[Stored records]
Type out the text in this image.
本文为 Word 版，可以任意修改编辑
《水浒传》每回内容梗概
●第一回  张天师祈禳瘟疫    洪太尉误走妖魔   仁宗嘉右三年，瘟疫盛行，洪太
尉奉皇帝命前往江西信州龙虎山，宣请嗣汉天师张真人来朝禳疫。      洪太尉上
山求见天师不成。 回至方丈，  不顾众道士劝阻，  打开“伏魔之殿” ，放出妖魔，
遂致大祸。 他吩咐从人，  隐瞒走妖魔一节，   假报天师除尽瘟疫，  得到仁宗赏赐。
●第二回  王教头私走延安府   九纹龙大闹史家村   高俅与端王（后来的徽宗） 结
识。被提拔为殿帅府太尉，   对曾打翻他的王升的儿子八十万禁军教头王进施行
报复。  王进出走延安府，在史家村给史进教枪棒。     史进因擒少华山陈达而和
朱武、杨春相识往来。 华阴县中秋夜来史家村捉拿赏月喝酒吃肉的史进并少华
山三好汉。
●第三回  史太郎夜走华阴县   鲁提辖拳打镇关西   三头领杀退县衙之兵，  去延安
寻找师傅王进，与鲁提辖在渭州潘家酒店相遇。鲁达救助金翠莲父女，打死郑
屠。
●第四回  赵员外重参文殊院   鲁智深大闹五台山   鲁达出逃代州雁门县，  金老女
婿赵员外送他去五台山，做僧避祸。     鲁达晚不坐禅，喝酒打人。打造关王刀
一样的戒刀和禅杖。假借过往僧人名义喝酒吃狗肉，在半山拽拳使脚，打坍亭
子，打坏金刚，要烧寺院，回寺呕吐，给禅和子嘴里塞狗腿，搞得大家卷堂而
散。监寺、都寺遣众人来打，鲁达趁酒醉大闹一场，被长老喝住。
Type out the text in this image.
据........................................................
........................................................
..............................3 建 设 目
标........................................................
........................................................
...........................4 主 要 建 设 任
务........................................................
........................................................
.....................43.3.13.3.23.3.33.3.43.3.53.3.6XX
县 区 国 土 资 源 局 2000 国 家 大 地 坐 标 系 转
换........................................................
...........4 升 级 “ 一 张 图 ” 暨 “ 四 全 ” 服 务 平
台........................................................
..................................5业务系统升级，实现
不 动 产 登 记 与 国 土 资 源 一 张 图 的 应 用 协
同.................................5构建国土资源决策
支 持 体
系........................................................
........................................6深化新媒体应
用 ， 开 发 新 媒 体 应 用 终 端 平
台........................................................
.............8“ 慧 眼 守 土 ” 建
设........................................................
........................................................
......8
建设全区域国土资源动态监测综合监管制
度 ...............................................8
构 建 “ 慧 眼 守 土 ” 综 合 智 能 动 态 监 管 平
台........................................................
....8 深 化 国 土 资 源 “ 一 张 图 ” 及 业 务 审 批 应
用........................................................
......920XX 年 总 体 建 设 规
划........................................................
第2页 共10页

*Instructions for the task*. Each line of the listing should be echoed back exactly.

*Task result*.
Type out the text in this image.
本文为 Word 版，可以任意修改编辑
《水浒传》每回内容梗概
●第一回  张天师祈禳瘟疫    洪太尉误走妖魔   仁宗嘉右三年，瘟疫盛行，洪太
尉奉皇帝命前往江西信州龙虎山，宣请嗣汉天师张真人来朝禳疫。      洪太尉上
山求见天师不成。 回至方丈，  不顾众道士劝阻，  打开“伏魔之殿” ，放出妖魔，
遂致大祸。 他吩咐从人，  隐瞒走妖魔一节，   假报天师除尽瘟疫，  得到仁宗赏赐。
●第二回  王教头私走延安府   九纹龙大闹史家村   高俅与端王（后来的徽宗） 结
识。被提拔为殿帅府太尉，   对曾打翻他的王升的儿子八十万禁军教头王进施行
报复。  王进出走延安府，在史家村给史进教枪棒。     史进因擒少华山陈达而和
朱武、杨春相识往来。 华阴县中秋夜来史家村捉拿赏月喝酒吃肉的史进并少华
山三好汉。
●第三回  史太郎夜走华阴县   鲁提辖拳打镇关西   三头领杀退县衙之兵，  去延安
寻找师傅王进，与鲁提辖在渭州潘家酒店相遇。鲁达救助金翠莲父女，打死郑
屠。
●第四回  赵员外重参文殊院   鲁智深大闹五台山   鲁达出逃代州雁门县，  金老女
婿赵员外送他去五台山，做僧避祸。     鲁达晚不坐禅，喝酒打人。打造关王刀
一样的戒刀和禅杖。假借过往僧人名义喝酒吃狗肉，在半山拽拳使脚，打坍亭
子，打坏金刚，要烧寺院，回寺呕吐，给禅和子嘴里塞狗腿，搞得大家卷堂而
散。监寺、都寺遣众人来打，鲁达趁酒醉大闹一场，被长老喝住。
Type out the text in this image.
据........................................................
........................................................
..............................3 建 设 目
标........................................................
........................................................
...........................4 主 要 建 设 任
务........................................................
........................................................
.....................43.3.13.3.23.3.33.3.43.3.53.3.6XX
县 区 国 土 资 源 局 2000 国 家 大 地 坐 标 系 转
换........................................................
...........4 升 级 “ 一 张 图 ” 暨 “ 四 全 ” 服 务 平
台........................................................
..................................5业务系统升级，实现
不 动 产 登 记 与 国 土 资 源 一 张 图 的 应 用 协
同.................................5构建国土资源决策
支 持 体
系........................................................
........................................6深化新媒体应
用 ， 开 发 新 媒 体 应 用 终 端 平
台........................................................
.............8“ 慧 眼 守 土 ” 建
设........................................................
........................................................
......8
建设全区域国土资源动态监测综合监管制
度 ...............................................8
构 建 “ 慧 眼 守 土 ” 综 合 智 能 动 态 监 管 平
台........................................................
....8 深 化 国 土 资 源 “ 一 张 图 ” 及 业 务 审 批 应
用........................................................
......920XX 年 总 体 建 设 规
划........................................................
第2页 共10页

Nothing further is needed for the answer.